→ **Problem requirements**
Give the count of lines in the data that include the string "文旅学院", with no added remarks.

→ **Supplied records**
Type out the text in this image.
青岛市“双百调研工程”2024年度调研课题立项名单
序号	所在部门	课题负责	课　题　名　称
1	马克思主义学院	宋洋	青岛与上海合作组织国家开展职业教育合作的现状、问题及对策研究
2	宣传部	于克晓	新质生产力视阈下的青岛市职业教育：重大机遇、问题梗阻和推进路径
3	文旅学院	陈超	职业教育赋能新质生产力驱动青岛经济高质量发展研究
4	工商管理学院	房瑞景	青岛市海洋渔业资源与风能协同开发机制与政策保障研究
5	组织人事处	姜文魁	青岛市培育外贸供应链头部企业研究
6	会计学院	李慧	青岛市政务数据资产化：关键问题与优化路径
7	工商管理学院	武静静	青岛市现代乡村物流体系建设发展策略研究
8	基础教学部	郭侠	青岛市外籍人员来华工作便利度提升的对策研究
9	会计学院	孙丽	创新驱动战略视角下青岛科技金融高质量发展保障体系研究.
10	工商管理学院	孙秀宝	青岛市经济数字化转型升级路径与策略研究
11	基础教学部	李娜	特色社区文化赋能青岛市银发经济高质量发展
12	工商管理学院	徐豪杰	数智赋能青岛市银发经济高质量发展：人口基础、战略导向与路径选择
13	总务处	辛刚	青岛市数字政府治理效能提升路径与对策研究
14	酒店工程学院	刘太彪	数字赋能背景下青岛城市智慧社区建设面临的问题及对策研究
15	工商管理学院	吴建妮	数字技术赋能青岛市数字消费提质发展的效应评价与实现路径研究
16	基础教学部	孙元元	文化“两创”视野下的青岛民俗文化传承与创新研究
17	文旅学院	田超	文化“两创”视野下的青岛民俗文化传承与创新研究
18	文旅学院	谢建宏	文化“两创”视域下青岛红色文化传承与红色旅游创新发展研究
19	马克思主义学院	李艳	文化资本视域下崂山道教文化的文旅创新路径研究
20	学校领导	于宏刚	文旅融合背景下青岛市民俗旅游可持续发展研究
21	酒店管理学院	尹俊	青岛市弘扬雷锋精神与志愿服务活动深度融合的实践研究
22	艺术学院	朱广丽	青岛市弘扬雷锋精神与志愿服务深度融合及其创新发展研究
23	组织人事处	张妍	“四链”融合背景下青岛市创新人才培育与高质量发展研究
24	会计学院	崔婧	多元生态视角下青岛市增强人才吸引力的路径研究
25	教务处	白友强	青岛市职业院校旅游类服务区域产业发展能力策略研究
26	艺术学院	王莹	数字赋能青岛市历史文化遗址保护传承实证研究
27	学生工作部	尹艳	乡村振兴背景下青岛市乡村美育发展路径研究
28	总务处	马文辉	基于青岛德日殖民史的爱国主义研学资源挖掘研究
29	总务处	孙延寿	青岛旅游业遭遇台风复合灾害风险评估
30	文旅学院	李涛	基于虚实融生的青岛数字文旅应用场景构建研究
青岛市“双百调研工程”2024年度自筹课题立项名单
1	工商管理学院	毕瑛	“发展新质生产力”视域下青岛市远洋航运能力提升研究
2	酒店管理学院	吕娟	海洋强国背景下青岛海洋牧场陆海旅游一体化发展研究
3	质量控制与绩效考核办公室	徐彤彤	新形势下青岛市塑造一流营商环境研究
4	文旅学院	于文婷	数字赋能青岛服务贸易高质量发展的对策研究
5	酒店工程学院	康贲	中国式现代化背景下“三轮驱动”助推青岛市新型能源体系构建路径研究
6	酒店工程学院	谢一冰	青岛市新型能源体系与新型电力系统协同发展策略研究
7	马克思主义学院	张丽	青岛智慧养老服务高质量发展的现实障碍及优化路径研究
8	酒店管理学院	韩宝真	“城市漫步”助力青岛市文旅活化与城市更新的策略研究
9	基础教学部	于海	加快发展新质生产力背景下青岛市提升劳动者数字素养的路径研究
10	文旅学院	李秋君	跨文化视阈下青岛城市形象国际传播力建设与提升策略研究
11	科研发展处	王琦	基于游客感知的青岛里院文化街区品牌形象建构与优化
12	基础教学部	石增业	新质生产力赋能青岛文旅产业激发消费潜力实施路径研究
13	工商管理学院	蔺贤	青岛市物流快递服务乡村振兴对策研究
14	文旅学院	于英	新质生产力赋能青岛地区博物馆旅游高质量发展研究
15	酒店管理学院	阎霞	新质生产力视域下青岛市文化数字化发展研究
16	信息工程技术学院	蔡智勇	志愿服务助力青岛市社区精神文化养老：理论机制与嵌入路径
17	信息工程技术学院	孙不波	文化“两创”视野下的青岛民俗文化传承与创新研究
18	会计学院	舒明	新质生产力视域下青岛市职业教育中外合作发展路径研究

---

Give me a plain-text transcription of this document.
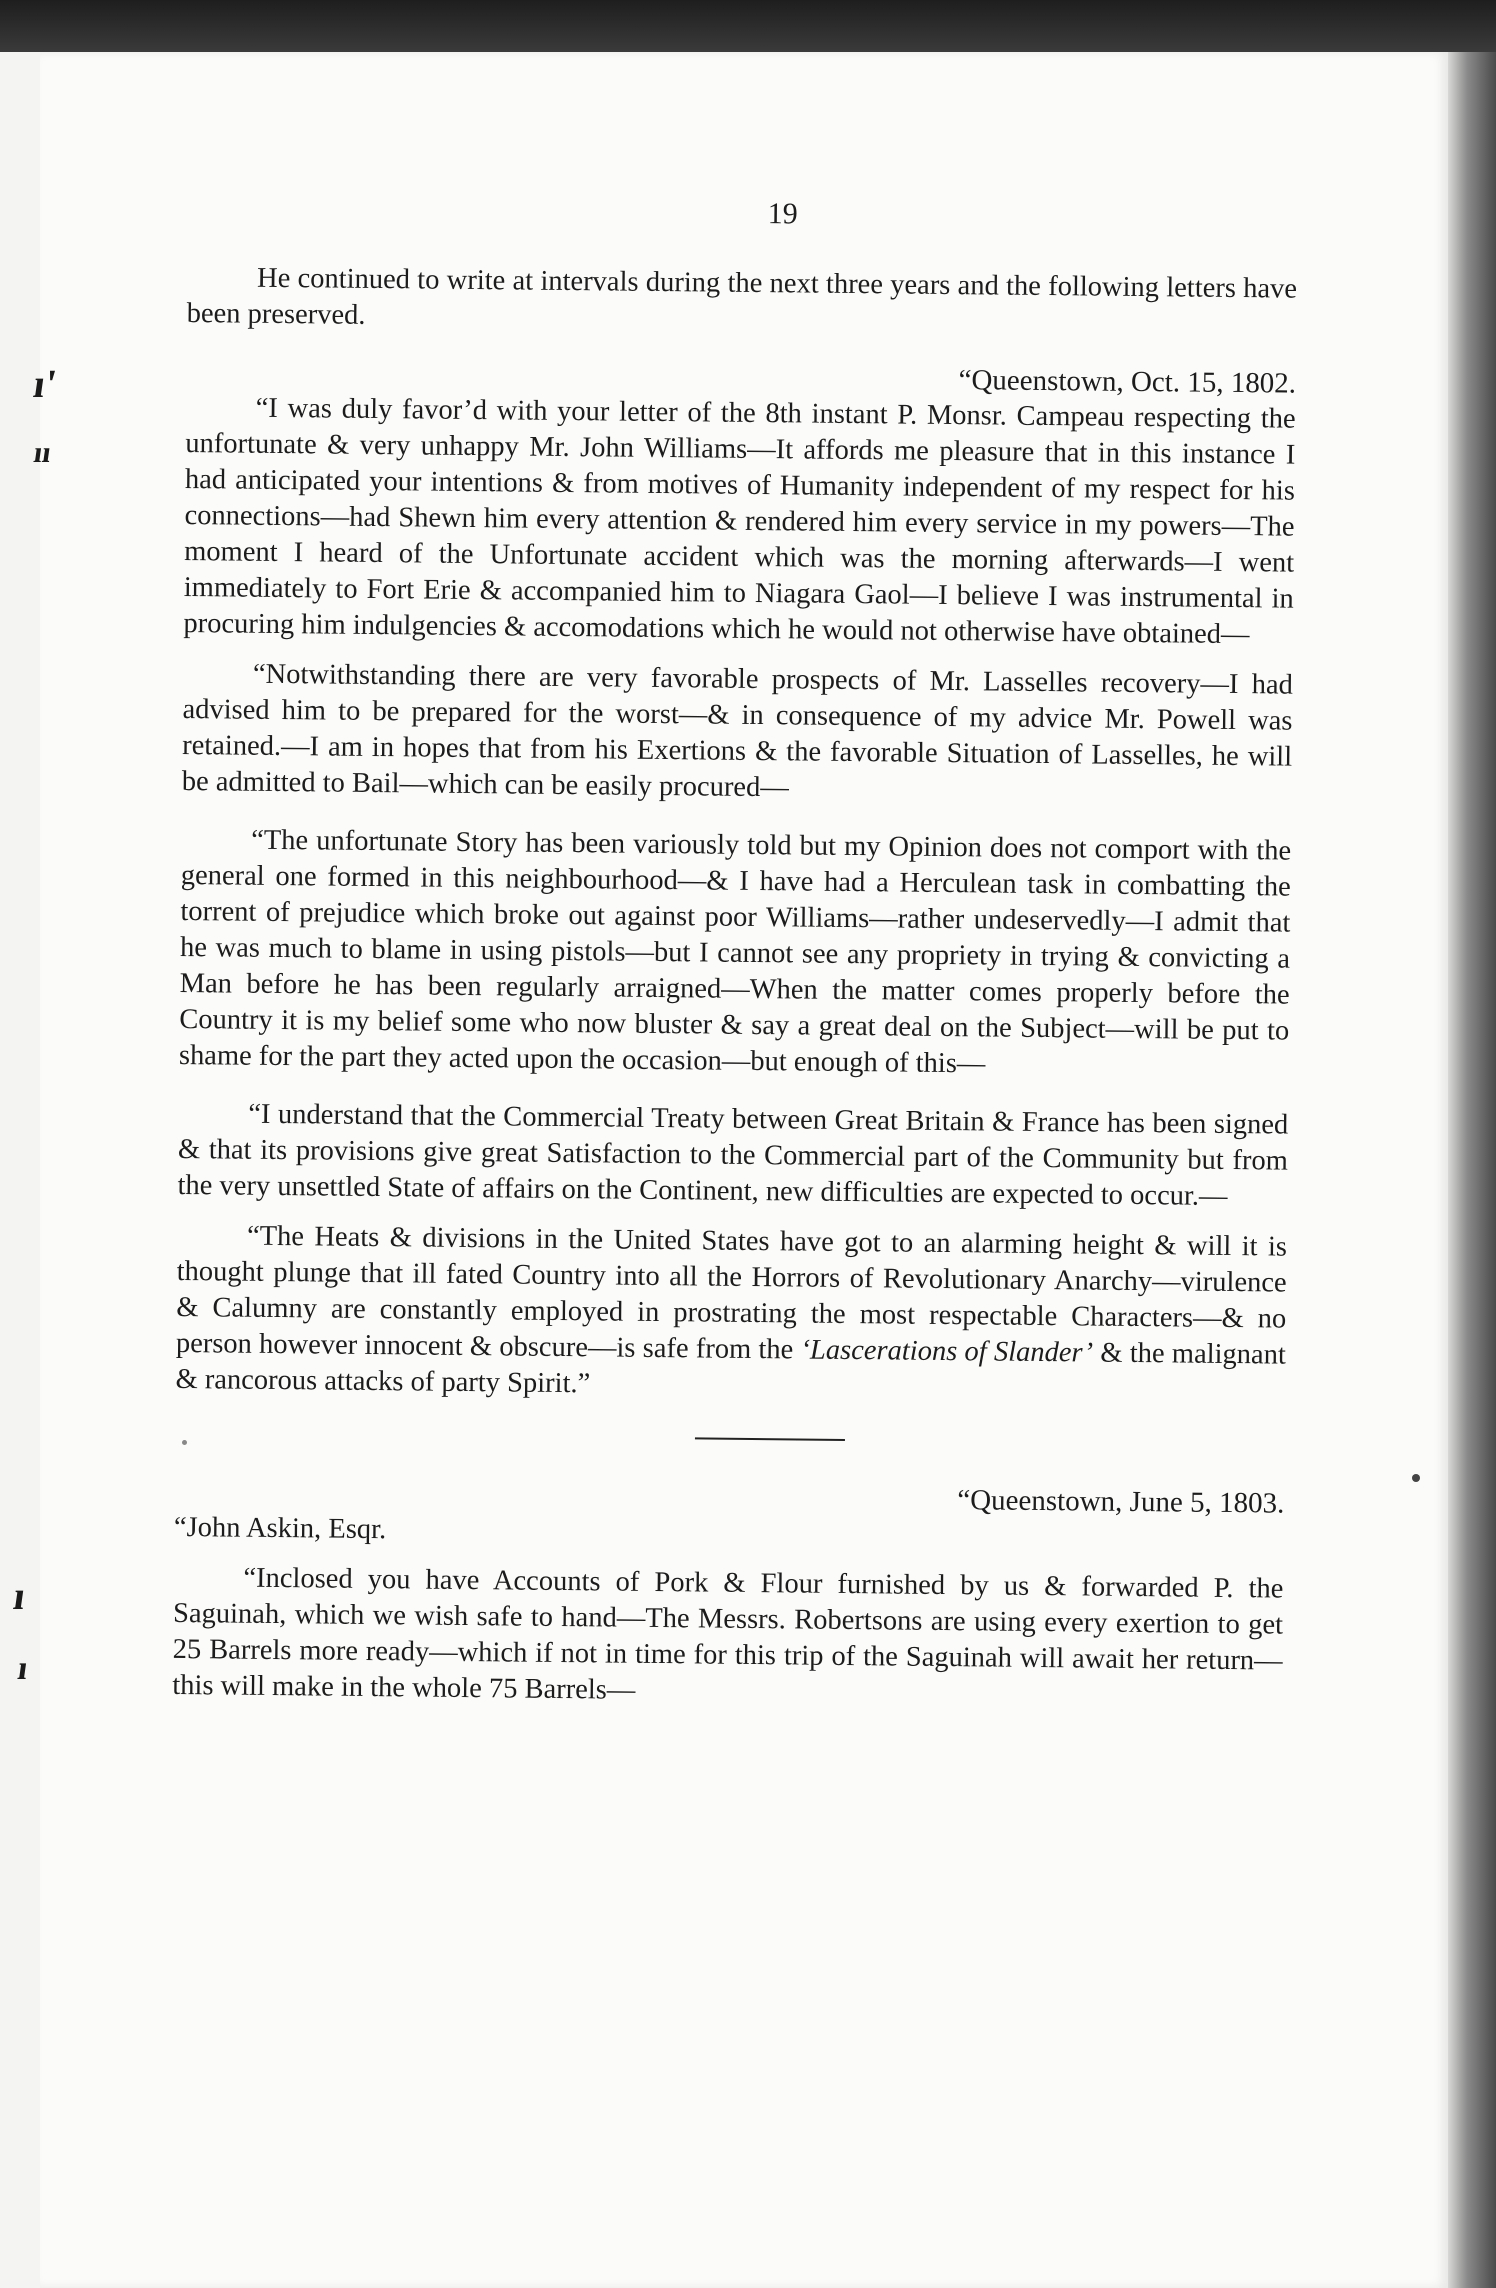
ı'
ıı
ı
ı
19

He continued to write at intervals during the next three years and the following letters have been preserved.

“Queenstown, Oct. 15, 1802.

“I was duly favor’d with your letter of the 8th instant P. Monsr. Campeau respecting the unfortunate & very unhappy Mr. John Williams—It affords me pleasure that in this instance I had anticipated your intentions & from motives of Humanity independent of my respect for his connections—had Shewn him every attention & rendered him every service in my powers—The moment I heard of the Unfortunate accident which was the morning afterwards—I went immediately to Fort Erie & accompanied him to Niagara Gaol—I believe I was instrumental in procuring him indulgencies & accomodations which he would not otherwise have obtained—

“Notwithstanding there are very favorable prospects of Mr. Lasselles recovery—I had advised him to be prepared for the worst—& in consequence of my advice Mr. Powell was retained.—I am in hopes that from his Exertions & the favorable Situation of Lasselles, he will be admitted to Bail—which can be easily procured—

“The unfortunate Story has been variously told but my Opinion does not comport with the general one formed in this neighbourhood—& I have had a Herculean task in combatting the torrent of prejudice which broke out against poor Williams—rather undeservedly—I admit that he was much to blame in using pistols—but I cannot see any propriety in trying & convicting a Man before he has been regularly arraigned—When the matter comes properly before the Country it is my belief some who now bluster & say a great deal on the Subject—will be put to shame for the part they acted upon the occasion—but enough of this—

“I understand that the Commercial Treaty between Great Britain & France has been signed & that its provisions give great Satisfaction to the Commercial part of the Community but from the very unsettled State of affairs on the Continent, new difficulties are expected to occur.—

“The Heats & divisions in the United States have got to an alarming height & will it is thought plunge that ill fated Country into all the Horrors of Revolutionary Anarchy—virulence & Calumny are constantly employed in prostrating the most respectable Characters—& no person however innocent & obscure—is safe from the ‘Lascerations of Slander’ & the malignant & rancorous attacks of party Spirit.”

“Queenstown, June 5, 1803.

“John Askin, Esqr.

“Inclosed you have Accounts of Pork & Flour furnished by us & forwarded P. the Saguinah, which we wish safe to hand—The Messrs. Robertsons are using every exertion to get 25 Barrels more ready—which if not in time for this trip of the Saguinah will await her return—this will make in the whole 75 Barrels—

→ **Solution to this problem**
7